[Figure collection entries]

.....

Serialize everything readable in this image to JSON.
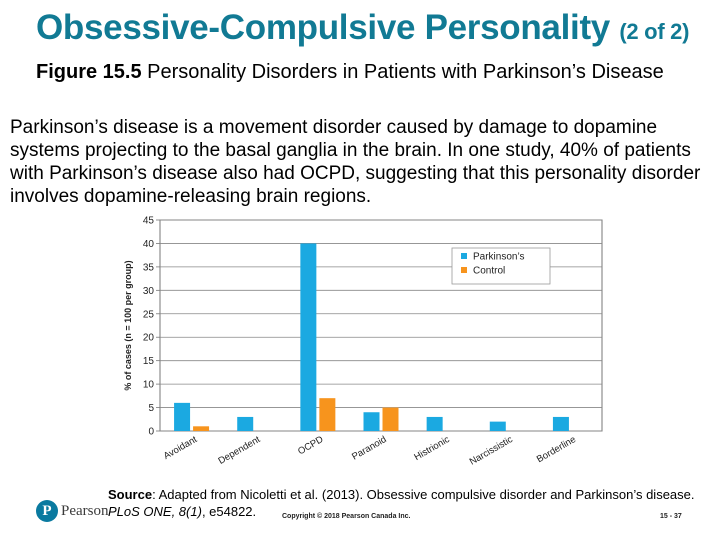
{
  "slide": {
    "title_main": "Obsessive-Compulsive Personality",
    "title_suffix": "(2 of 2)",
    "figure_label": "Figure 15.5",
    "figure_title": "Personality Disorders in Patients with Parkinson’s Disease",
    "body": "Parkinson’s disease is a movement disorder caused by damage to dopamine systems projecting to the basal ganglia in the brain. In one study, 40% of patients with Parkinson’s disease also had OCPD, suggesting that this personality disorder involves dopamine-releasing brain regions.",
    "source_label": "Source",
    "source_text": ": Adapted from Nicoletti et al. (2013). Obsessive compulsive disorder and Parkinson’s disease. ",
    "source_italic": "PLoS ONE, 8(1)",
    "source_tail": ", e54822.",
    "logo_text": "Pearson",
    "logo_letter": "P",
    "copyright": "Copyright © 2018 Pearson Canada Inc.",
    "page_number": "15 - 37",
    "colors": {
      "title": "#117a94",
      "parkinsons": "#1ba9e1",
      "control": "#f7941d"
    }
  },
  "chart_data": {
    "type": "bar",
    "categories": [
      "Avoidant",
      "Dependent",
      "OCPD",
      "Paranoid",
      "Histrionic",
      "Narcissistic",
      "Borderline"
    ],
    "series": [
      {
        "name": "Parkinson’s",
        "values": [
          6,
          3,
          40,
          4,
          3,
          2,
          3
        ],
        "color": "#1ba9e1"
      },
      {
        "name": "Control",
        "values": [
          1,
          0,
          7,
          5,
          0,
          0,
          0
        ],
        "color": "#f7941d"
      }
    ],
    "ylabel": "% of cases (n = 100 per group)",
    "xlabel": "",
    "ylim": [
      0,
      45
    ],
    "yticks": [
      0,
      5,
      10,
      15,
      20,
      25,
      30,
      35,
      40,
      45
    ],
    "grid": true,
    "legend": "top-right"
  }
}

.....

**Exercise details**
When copying, output the data exactly and leave out the pictures.

**Written response**
Serialize everything readable in this image to JSON.
{
  "slide": {
    "title_main": "Obsessive-Compulsive Personality",
    "title_suffix": "(2 of 2)",
    "figure_label": "Figure 15.5",
    "figure_title": "Personality Disorders in Patients with Parkinson’s Disease",
    "body": "Parkinson’s disease is a movement disorder caused by damage to dopamine systems projecting to the basal ganglia in the brain. In one study, 40% of patients with Parkinson’s disease also had OCPD, suggesting that this personality disorder involves dopamine-releasing brain regions.",
    "source_label": "Source",
    "source_text": ": Adapted from Nicoletti et al. (2013). Obsessive compulsive disorder and Parkinson’s disease. ",
    "source_italic": "PLoS ONE, 8(1)",
    "source_tail": ", e54822.",
    "logo_text": "Pearson",
    "logo_letter": "P",
    "copyright": "Copyright © 2018 Pearson Canada Inc.",
    "page_number": "15 - 37",
    "colors": {
      "title": "#117a94",
      "parkinsons": "#1ba9e1",
      "control": "#f7941d"
    }
  },
  "chart_data": {
    "type": "bar",
    "categories": [
      "Avoidant",
      "Dependent",
      "OCPD",
      "Paranoid",
      "Histrionic",
      "Narcissistic",
      "Borderline"
    ],
    "series": [
      {
        "name": "Parkinson’s",
        "values": [
          6,
          3,
          40,
          4,
          3,
          2,
          3
        ],
        "color": "#1ba9e1"
      },
      {
        "name": "Control",
        "values": [
          1,
          0,
          7,
          5,
          0,
          0,
          0
        ],
        "color": "#f7941d"
      }
    ],
    "ylabel": "% of cases (n = 100 per group)",
    "xlabel": "",
    "ylim": [
      0,
      45
    ],
    "yticks": [
      0,
      5,
      10,
      15,
      20,
      25,
      30,
      35,
      40,
      45
    ],
    "grid": true,
    "legend": "top-right"
  }
}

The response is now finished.